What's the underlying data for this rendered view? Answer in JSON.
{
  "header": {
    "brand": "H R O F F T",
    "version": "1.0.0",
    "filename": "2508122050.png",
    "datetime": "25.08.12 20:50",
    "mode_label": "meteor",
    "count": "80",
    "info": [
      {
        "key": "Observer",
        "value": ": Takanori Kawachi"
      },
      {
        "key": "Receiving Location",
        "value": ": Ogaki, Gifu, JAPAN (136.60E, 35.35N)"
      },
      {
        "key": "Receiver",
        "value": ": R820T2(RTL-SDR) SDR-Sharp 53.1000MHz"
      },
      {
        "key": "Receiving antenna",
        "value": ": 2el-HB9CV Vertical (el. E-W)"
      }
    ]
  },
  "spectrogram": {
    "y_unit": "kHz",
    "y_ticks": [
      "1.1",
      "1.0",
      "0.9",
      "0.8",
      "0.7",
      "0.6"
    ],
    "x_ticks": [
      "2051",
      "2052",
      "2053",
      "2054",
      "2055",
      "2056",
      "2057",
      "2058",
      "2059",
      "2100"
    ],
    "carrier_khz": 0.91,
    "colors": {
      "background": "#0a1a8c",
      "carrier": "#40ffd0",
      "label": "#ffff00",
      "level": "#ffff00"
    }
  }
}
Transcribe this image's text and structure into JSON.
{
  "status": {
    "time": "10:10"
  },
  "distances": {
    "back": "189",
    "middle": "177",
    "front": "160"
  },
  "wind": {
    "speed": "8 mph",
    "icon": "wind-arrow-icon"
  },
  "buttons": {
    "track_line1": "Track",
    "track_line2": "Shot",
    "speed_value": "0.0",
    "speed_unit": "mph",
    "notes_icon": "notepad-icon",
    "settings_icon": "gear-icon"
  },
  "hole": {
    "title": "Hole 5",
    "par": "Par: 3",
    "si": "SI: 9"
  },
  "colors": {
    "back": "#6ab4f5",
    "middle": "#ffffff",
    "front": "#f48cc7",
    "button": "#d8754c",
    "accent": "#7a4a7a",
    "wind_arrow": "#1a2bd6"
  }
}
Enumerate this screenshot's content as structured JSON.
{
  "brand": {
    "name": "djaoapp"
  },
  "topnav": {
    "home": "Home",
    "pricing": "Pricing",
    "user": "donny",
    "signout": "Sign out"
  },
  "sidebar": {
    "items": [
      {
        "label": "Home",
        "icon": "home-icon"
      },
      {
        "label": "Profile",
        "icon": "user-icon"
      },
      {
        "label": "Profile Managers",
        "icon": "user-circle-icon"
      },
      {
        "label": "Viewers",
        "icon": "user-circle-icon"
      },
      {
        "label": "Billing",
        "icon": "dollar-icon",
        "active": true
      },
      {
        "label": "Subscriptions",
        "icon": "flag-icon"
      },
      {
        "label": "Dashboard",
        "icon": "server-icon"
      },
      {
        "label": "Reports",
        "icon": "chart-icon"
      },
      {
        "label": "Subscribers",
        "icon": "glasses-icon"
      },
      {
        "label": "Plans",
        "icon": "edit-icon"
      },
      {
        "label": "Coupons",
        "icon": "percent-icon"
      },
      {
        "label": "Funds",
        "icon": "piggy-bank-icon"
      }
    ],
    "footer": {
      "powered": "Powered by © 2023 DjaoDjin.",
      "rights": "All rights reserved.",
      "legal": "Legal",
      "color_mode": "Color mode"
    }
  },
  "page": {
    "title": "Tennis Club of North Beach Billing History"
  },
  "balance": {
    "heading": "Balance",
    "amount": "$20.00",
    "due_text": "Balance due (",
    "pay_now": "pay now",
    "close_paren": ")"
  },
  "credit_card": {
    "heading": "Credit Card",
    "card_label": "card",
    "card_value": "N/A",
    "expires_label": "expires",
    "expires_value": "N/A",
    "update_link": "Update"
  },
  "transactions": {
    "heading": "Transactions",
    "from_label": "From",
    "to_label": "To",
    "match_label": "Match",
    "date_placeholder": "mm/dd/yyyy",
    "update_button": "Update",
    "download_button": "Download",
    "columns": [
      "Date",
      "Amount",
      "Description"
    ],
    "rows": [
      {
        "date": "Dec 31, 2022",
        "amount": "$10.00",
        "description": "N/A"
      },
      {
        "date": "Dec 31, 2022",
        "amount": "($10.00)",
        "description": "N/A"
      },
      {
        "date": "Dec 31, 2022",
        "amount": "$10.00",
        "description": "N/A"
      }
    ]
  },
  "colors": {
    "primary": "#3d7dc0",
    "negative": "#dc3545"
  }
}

The request =
Sift through the entries and copy every line with "Update".

Solution for this problem =
    "update_link": "Update"
    "update_button": "Update",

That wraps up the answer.